La solidaridad planetaria lucha por otro tipo de tierra que no sea una posesión que no esté delimitada. Esa tierra tiene más de 80 km de espesor y está llena de atmósferas y sólidos. Se inunda y se incendia, y sus atmósferas se mueven en frentes arremolinados que no responden a demarcaciones de propiedad ni de soberanía nacional. Filtran y llenan contornos no geométricos de manera volumétrica. Se acercan sigilosamente por detrás. No pueden confinarse. Lejos de verla como algo mágico o sentimental, una posición empírica, científica y política trata a la tierra como parte de una interacción con efectos remotos sobre los que se puede trabajar con múltiples agentes desde múltiples posturas dentro de la diáspora.
Empero, expandida de manera aún más fundamental, esta voz diseminada y polifónica asume otra parte del discurso desde los hábitos nominativos de la mente moderna dominante. El sustantivo se convierte en verbo. La política no puede nombrarse del todo. En lugar de ser algo que se declara, es algo que se lleva a cabo. Los manifiestos ideológicos no organizan comportamientos inamovibles. No se anhela algo único, un mal único y una solución única. El bien común no es una sola cosa que se comparte. No existe una homeostasis equilibrada. Tal vez se trate más bien de una mediación entre diferencias múltiples —los potenciales y posibilidades relativas de combinación que existen cuando debe haber un encuentro entre lo distinto—. Las diferencias generan desequilibrio e interdependencia dentro de los grupos. La política no se trata de una declaración, sino de las disposiciones dentro de los grupos, de la proliferación de mezclas vivas e interactivas entre lo humano y lo no humano, entre lo orgánico y lo no orgánico.
Lo incompleto y la interdependencia reflejan ecologías múltiples, aunque también pueden fortalecer el activismo político en tanto desacuerdo. Para enfrentar una gama de males, existe una gama de posibilidades regenerativas para ser humano que no cosifica automáticamente las humanidades conocidas. Una solución no sustituye a la otra —enfoque que continúa atrapado en la mente ilustrada moderna—. Por ejemplo, más poderoso que sustituir el capital con otro sistema único, podría ser abrumarlo con múltiples formas de intercambio. Pero la solución única o la ideología redentora también facilita mucho las cosas para las superbacterias políticas que sobreviven revolviendo ideologías y cosechando lealtades a partir de binarios violentos. Al fortalecer la determinación y la resistencia, en lugar de suavizarlas, una postura activista dejaría de alimentar los binarios violentos de la superbacteria, para más bien mantenerla hambrienta y desorientada con numerosos blancos en movimiento. Es la disensión quien elige considerar la interacción de muchos dilemas, desde el social hasta el medioambiental. Este registro de disposiciones, esta disensión en otra parte del discurso, encuentra la solidaridad planetaria en la diferencia y el desacuerdo.

○ ○ ○

• [TAREA POR REALIZAR] Transcribe sin cambios el fragmento del texto sobre la solidaridad planetaria que empieza con "La solidaridad planetaria lucha" y sigue hasta "de la diáspora.".

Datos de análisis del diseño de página
○ ○ ○

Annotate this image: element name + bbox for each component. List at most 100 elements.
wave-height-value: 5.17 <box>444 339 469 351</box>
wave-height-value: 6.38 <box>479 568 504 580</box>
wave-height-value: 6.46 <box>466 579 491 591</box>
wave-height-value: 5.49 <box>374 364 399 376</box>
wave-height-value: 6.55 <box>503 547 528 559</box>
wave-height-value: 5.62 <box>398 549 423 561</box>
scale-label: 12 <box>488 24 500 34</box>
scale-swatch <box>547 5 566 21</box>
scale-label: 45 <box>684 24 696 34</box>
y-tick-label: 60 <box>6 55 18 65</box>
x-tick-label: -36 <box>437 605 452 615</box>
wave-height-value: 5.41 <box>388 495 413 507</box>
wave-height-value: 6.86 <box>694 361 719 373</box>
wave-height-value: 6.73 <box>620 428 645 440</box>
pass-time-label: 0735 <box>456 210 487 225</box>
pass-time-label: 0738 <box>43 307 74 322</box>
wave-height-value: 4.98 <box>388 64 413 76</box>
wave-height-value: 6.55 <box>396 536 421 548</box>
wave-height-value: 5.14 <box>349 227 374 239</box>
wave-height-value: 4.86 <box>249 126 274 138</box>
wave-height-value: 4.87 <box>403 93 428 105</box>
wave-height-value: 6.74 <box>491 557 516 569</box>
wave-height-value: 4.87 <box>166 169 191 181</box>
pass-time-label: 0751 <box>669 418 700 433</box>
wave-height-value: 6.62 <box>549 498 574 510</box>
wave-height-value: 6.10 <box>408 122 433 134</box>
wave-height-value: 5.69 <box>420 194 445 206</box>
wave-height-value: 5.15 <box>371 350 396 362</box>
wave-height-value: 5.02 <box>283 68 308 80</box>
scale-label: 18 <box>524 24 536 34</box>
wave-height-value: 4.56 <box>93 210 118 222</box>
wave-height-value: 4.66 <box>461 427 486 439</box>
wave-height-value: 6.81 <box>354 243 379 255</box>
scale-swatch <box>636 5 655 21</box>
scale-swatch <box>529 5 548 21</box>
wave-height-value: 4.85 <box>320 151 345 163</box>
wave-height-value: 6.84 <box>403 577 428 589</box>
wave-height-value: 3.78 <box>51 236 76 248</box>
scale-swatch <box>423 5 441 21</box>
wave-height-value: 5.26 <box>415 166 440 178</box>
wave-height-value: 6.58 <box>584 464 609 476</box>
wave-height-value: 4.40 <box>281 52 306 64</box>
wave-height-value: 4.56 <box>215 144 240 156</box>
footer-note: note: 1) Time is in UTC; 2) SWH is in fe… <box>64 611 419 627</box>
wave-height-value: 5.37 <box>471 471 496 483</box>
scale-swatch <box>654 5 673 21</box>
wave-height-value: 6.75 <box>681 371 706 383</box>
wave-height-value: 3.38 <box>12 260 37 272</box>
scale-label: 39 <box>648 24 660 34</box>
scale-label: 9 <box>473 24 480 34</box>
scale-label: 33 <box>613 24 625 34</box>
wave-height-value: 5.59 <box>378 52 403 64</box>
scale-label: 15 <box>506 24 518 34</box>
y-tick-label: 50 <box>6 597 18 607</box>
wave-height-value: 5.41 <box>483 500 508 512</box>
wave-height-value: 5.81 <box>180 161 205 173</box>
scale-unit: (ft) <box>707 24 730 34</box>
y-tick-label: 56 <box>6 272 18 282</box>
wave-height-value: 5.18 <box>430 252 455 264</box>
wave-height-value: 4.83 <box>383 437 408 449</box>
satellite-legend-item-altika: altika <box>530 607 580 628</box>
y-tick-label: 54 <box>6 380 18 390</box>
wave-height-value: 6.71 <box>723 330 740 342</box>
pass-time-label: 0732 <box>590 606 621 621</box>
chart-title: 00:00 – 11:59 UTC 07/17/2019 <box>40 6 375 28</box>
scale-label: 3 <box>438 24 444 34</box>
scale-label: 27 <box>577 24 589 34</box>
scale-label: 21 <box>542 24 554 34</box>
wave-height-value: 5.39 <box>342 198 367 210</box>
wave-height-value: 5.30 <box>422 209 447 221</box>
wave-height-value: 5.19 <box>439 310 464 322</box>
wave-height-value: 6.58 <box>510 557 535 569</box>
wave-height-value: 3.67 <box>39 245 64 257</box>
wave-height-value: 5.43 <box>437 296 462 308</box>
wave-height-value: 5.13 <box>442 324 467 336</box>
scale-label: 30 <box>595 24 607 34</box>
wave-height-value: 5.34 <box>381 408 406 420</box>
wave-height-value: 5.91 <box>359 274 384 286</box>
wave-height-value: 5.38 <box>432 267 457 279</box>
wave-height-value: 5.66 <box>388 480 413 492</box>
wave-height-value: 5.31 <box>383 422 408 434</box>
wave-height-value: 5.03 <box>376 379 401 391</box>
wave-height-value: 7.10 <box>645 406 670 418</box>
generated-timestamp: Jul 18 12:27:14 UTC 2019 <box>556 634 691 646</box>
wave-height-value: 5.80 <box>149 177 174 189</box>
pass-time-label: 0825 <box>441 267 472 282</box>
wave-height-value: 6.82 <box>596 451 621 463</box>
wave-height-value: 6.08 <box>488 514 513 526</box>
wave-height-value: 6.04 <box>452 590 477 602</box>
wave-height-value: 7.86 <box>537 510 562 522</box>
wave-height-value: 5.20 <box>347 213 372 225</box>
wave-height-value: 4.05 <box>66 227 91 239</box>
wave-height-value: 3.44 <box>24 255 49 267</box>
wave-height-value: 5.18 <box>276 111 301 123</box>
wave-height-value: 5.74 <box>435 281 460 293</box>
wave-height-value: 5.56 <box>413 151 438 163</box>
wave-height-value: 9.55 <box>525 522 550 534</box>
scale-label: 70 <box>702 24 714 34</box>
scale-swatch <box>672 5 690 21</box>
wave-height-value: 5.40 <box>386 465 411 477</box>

○ ○ ○

• [RESULTADO DEL EJERCICIO]
La solidaridad planetaria lucha por otro tipo de tierra que no sea una posesión que no esté delimitada. Esa tierra tiene más de 80 km de espesor y está llena de atmósferas y sólidos. Se inunda y se incendia, y sus atmósferas se mueven en frentes arremolinados que no responden a demarcaciones de propiedad ni de soberanía nacional. Filtran y llenan contornos no geométricos de manera volumétrica. Se acercan sigilosamente por detrás. No pueden confinarse. Lejos de verla como algo mágico o sentimental, una posición empírica, científica y política trata a la tierra como parte de una interacción con efectos remotos sobre los que se puede trabajar con múltiples agentes desde múltiples posturas dentro de la diáspora.